[Data entries]
▼

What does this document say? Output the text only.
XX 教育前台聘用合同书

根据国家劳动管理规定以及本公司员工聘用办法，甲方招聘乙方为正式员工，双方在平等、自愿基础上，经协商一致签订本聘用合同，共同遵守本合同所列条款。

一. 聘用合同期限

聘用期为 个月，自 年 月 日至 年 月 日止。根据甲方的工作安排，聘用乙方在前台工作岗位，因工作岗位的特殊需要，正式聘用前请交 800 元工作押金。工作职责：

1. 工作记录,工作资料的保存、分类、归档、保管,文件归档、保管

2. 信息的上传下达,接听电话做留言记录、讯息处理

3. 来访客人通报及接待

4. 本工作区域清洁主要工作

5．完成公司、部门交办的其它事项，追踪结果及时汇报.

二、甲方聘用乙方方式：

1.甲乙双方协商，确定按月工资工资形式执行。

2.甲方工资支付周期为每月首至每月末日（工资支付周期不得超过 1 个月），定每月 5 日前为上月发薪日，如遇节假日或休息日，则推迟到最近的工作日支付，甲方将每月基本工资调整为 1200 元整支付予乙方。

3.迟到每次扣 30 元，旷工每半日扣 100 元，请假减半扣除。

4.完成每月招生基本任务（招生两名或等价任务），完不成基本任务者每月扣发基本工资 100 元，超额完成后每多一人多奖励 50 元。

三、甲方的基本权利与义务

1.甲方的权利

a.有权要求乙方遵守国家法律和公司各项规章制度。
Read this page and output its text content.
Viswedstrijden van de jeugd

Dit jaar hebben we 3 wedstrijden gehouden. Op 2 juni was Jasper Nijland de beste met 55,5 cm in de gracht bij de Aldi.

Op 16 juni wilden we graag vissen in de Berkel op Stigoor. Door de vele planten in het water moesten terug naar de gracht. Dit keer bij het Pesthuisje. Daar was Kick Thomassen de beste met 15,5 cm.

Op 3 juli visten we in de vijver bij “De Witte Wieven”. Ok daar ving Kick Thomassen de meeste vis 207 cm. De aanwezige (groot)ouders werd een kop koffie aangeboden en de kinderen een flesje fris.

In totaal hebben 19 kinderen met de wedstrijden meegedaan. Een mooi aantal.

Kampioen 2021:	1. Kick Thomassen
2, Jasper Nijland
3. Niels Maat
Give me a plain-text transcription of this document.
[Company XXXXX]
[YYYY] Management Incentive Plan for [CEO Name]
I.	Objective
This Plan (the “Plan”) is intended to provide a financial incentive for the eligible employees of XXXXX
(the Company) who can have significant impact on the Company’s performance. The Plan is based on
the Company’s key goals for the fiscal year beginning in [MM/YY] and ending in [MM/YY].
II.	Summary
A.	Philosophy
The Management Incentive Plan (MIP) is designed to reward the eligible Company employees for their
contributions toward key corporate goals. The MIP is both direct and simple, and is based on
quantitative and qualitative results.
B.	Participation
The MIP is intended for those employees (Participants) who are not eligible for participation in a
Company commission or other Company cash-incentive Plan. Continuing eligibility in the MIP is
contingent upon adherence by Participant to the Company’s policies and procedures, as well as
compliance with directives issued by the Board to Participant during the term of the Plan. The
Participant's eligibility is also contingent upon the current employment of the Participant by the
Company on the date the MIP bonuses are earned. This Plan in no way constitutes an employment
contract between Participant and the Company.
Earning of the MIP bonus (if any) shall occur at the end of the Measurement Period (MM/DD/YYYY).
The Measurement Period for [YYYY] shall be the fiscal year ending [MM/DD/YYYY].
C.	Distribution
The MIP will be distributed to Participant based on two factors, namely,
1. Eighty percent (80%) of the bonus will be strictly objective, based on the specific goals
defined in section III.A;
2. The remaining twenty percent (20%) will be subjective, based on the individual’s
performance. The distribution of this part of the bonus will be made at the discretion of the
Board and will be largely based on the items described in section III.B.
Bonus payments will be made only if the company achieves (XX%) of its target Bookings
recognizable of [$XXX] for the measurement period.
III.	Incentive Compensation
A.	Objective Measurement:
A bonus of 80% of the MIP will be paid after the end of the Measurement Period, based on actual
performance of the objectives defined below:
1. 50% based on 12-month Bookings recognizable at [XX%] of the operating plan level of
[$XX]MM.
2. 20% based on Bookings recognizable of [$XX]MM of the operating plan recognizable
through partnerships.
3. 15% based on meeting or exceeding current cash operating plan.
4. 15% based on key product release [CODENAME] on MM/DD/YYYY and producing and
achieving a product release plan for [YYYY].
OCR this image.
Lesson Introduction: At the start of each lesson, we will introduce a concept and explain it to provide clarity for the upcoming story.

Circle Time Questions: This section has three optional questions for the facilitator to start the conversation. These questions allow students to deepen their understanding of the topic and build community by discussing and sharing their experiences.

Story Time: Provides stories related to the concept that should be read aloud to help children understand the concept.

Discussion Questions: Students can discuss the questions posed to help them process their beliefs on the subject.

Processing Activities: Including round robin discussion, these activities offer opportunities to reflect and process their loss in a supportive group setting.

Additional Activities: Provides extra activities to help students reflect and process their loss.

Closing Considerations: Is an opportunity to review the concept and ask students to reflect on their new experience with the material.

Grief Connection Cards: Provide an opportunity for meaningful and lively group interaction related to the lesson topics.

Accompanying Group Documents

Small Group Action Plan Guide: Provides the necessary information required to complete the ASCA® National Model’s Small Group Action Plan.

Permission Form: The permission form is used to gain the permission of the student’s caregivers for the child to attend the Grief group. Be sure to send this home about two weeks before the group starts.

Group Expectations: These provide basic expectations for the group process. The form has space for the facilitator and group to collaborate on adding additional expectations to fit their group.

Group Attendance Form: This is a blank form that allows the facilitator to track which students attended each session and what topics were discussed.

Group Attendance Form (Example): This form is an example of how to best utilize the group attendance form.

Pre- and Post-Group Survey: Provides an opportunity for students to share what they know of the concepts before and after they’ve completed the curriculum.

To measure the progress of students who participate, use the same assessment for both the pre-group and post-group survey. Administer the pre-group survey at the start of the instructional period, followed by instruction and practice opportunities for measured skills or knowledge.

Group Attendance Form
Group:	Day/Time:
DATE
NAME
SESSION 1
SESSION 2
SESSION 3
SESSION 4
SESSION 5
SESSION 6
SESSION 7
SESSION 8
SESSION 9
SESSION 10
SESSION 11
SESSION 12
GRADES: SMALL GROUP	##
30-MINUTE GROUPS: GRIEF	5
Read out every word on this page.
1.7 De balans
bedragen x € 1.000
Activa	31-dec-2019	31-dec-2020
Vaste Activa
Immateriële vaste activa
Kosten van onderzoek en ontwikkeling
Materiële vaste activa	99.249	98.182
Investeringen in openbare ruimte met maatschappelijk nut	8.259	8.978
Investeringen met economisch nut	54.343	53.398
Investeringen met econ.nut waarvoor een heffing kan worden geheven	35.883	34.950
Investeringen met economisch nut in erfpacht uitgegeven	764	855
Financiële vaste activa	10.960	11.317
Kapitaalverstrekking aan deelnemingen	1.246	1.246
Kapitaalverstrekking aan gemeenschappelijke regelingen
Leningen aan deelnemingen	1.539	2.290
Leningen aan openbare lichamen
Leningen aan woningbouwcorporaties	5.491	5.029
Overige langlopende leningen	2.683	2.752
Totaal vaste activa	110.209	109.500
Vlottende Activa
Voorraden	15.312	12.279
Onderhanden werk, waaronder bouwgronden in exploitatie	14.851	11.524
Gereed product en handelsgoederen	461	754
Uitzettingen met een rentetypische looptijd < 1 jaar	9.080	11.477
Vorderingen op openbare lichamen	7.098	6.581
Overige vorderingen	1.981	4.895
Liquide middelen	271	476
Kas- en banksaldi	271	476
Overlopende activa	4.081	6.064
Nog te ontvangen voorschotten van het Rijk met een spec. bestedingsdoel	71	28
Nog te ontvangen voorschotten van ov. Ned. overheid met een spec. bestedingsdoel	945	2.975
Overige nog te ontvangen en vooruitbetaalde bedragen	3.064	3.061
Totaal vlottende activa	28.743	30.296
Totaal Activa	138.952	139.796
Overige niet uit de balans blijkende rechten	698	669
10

▲

EXERCISE PROMPT:
Using the listing above, locate the lines that hold "only" and copy each one.

EXERCISE OUTPUT:
What does this document say? Output the text only.
Bonus payments will be made only if the company achieves (XX%) of its target Bookings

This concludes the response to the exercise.